→ **Set task**: Pictures excluded, retype the lines from the one containing "What's the underlying" through the last line of the data below, both included.
--- START ---
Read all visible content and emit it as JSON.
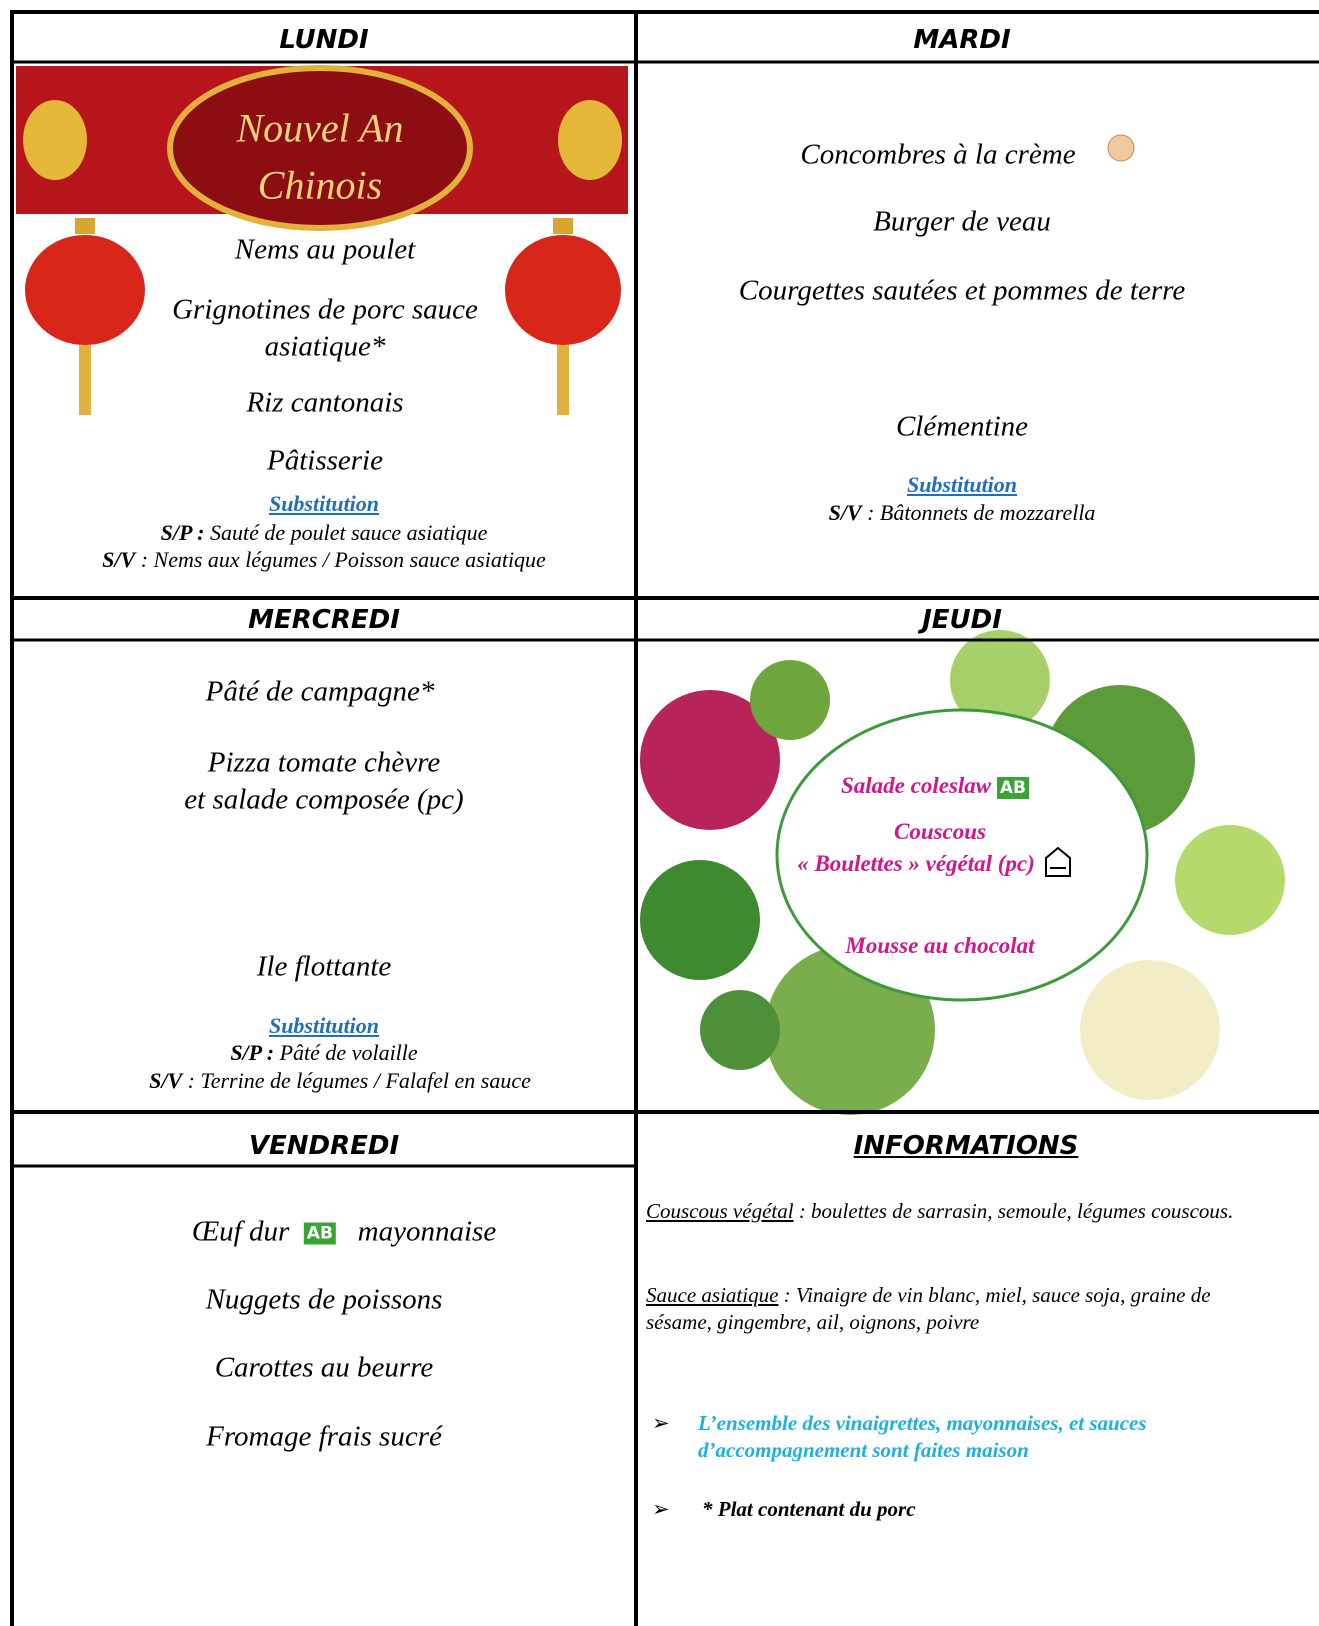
{
  "lundi": {
    "day": "LUNDI",
    "banner": [
      "Nouvel An",
      "Chinois"
    ],
    "items": [
      "Nems au poulet",
      "Grignotines de porc sauce",
      "asiatique*",
      "Riz cantonais",
      "Pâtisserie"
    ],
    "substitution": {
      "title": "Substitution",
      "lines": [
        {
          "label": "S/P :",
          "text": " Sauté de poulet sauce asiatique"
        },
        {
          "label": "S/V",
          "text": " : Nems aux légumes   /   Poisson sauce asiatique"
        }
      ]
    }
  },
  "mardi": {
    "day": "MARDI",
    "items": [
      "Concombres à la crème",
      "Burger de veau",
      "Courgettes sautées et pommes de terre",
      "Clémentine"
    ],
    "substitution": {
      "title": "Substitution",
      "lines": [
        {
          "label": "S/V",
          "text": " : Bâtonnets de mozzarella"
        }
      ]
    }
  },
  "mercredi": {
    "day": "MERCREDI",
    "items": [
      "Pâté de campagne*",
      "Pizza tomate chèvre",
      "et salade composée (pc)",
      "Ile flottante"
    ],
    "substitution": {
      "title": "Substitution",
      "lines": [
        {
          "label": "S/P :",
          "text": " Pâté de volaille"
        },
        {
          "label": "S/V",
          "text": " : Terrine de légumes   /   Falafel en sauce"
        }
      ]
    }
  },
  "jeudi": {
    "day": "JEUDI",
    "items": [
      "Salade coleslaw",
      "Couscous",
      "« Boulettes » végétal (pc)",
      "Mousse au chocolat"
    ],
    "bio_logo": "AB"
  },
  "vendredi": {
    "day": "VENDREDI",
    "items": [
      "Œuf dur",
      "mayonnaise",
      "Nuggets de poissons",
      "Carottes au beurre",
      "Fromage frais sucré"
    ],
    "bio_logo": "AB"
  },
  "informations": {
    "title": "INFORMATIONS",
    "notes": [
      {
        "term": "Couscous végétal",
        "text": " : boulettes de sarrasin, semoule, légumes couscous."
      },
      {
        "term": "Sauce asiatique",
        "text": " : Vinaigre de vin blanc, miel, sauce soja, graine de sésame, gingembre, ail, oignons, poivre"
      }
    ],
    "bullets": [
      "L’ensemble des vinaigrettes, mayonnaises, et sauces d’accompagnement sont faites maison",
      "* Plat contenant du porc"
    ]
  }
}
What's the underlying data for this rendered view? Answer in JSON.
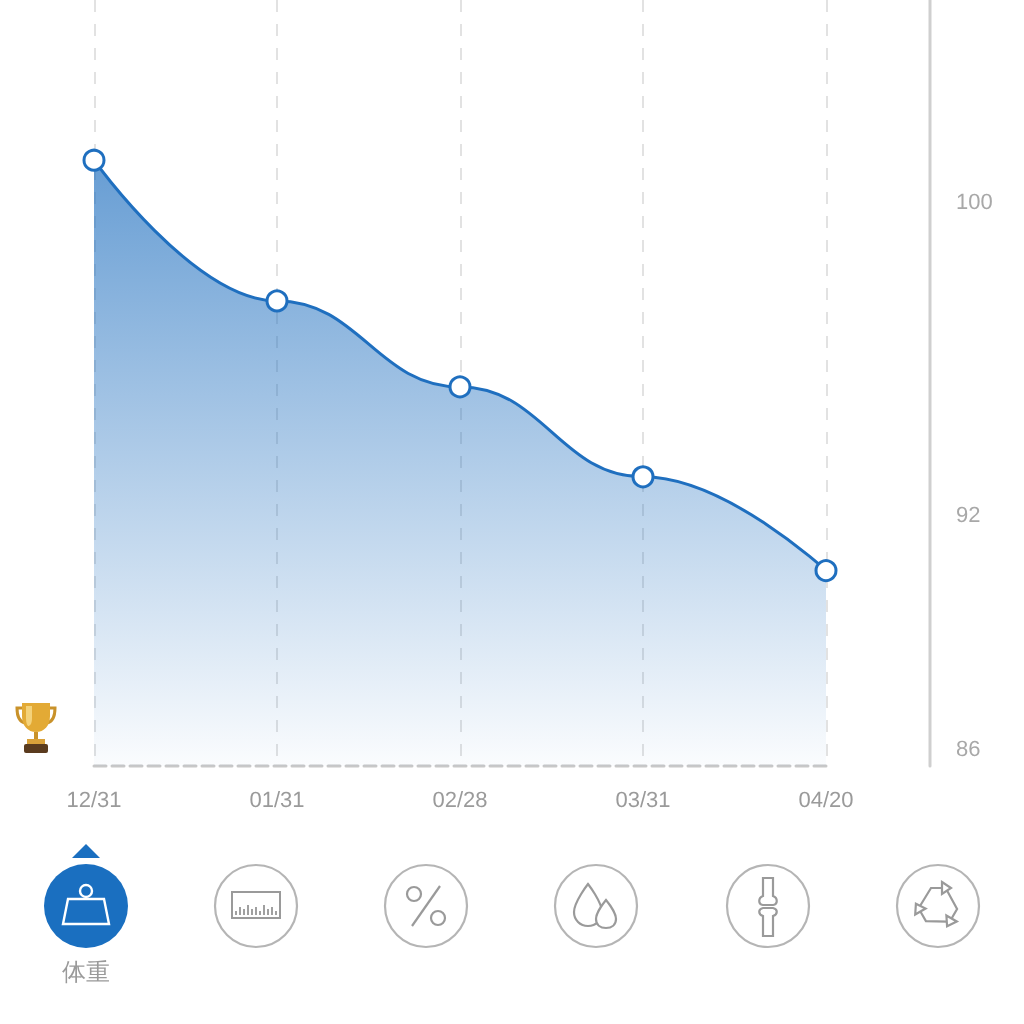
{
  "chart_data": {
    "type": "area",
    "categories": [
      "12/31",
      "01/31",
      "02/28",
      "03/31",
      "04/20"
    ],
    "values": [
      101.1,
      97.5,
      95.3,
      93.0,
      90.6
    ],
    "color": "#1f6fbf",
    "ylim": [
      85.6,
      105.2
    ],
    "yticks": [
      86,
      92,
      100
    ],
    "grid": "x",
    "marker": "circle",
    "annotations": [
      "体重"
    ]
  }
}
--- END ---
→ **Task solution**:
What's the underlying data for this rendered view? Answer in JSON.
{
  "chart_data": {
    "type": "area",
    "categories": [
      "12/31",
      "01/31",
      "02/28",
      "03/31",
      "04/20"
    ],
    "values": [
      101.1,
      97.5,
      95.3,
      93.0,
      90.6
    ],
    "color": "#1f6fbf",
    "ylim": [
      85.6,
      105.2
    ],
    "yticks": [
      86,
      92,
      100
    ],
    "grid": "x",
    "marker": "circle",
    "annotations": [
      "体重"
    ]
  }
}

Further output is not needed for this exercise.